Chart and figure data

>>>

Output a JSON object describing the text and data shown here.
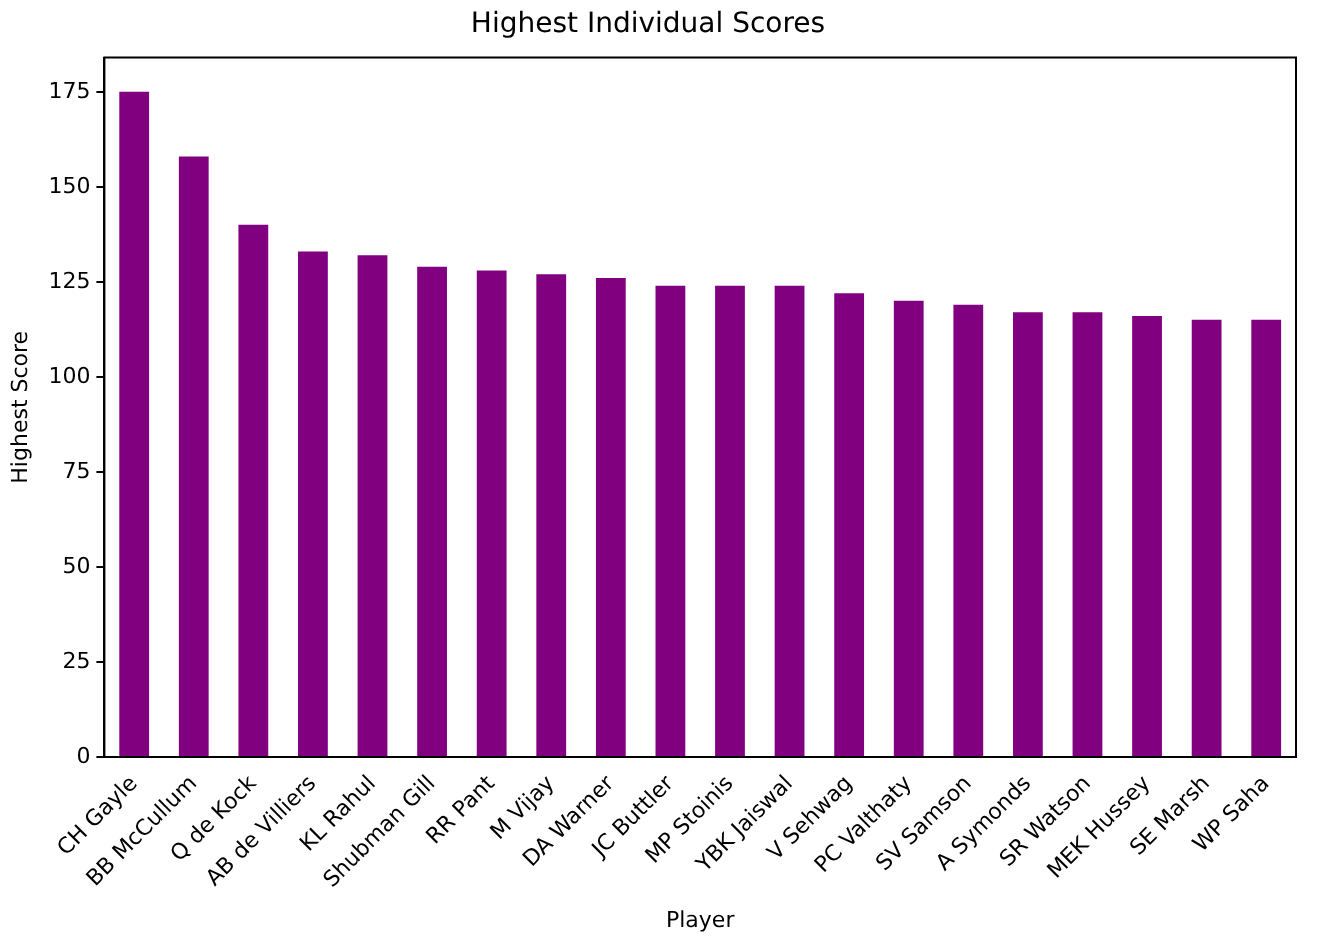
{
  "chart_data": {
    "type": "bar",
    "title": "Highest Individual Scores",
    "xlabel": "Player",
    "ylabel": "Highest Score",
    "categories": [
      "CH Gayle",
      "BB McCullum",
      "Q de Kock",
      "AB de Villiers",
      "KL Rahul",
      "Shubman Gill",
      "RR Pant",
      "M Vijay",
      "DA Warner",
      "JC Buttler",
      "MP Stoinis",
      "YBK Jaiswal",
      "V Sehwag",
      "PC Valthaty",
      "SV Samson",
      "A Symonds",
      "SR Watson",
      "MEK Hussey",
      "SE Marsh",
      "WP Saha"
    ],
    "values": [
      175,
      158,
      140,
      133,
      132,
      129,
      128,
      127,
      126,
      124,
      124,
      124,
      122,
      120,
      119,
      117,
      117,
      116,
      115,
      115
    ],
    "color": "#800080",
    "ylim": [
      0,
      184
    ],
    "yticks": [
      0,
      25,
      50,
      75,
      100,
      125,
      150,
      175
    ],
    "grid": false,
    "legend": false
  }
}
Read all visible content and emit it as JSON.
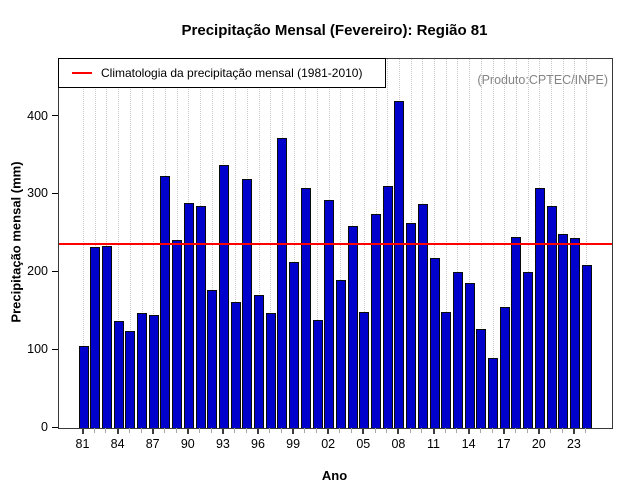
{
  "title": "Precipitação Mensal (Fevereiro): Região 81",
  "watermark": "(Produto:CPTEC/INPE)",
  "legend": {
    "label": "Climatologia da precipitação mensal (1981-2010)"
  },
  "chart_data": {
    "type": "bar",
    "title": "Precipitação Mensal (Fevereiro): Região 81",
    "xlabel": "Ano",
    "ylabel": "Precipitação mensal (mm)",
    "ylim": [
      0,
      474
    ],
    "yticks": [
      0,
      100,
      200,
      300,
      400
    ],
    "x_tick_labels": [
      "81",
      "84",
      "87",
      "90",
      "93",
      "96",
      "99",
      "02",
      "05",
      "08",
      "11",
      "14",
      "17",
      "20",
      "23"
    ],
    "x_label_every": 3,
    "grid": "vertical-dotted",
    "legend_position": "top-left",
    "bar_color": "#0000CD",
    "bar_border_color": "#0a0a0a",
    "climatology_line_color": "#FF0000",
    "climatology_value": 236,
    "years": [
      1981,
      1982,
      1983,
      1984,
      1985,
      1986,
      1987,
      1988,
      1989,
      1990,
      1991,
      1992,
      1993,
      1994,
      1995,
      1996,
      1997,
      1998,
      1999,
      2000,
      2001,
      2002,
      2003,
      2004,
      2005,
      2006,
      2007,
      2008,
      2009,
      2010,
      2011,
      2012,
      2013,
      2014,
      2015,
      2016,
      2017,
      2018,
      2019,
      2020,
      2021,
      2022,
      2023,
      2024
    ],
    "values": [
      105,
      232,
      234,
      137,
      125,
      148,
      145,
      324,
      242,
      289,
      285,
      177,
      338,
      162,
      320,
      171,
      148,
      372,
      213,
      308,
      139,
      293,
      190,
      260,
      149,
      275,
      311,
      420,
      263,
      288,
      219,
      149,
      201,
      186,
      127,
      90,
      156,
      246,
      201,
      308,
      285,
      249,
      244,
      209
    ]
  }
}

<<<

→ **Description of the task**
Search the data for the string "title". List each line that has it.

→ **Task solution**
    "title": "Highest Individual Scores",
  "title": "Precipitação Mensal (Fevereiro): Região 81",
    "title": "Precipitação Mensal (Fevereiro): Região 81",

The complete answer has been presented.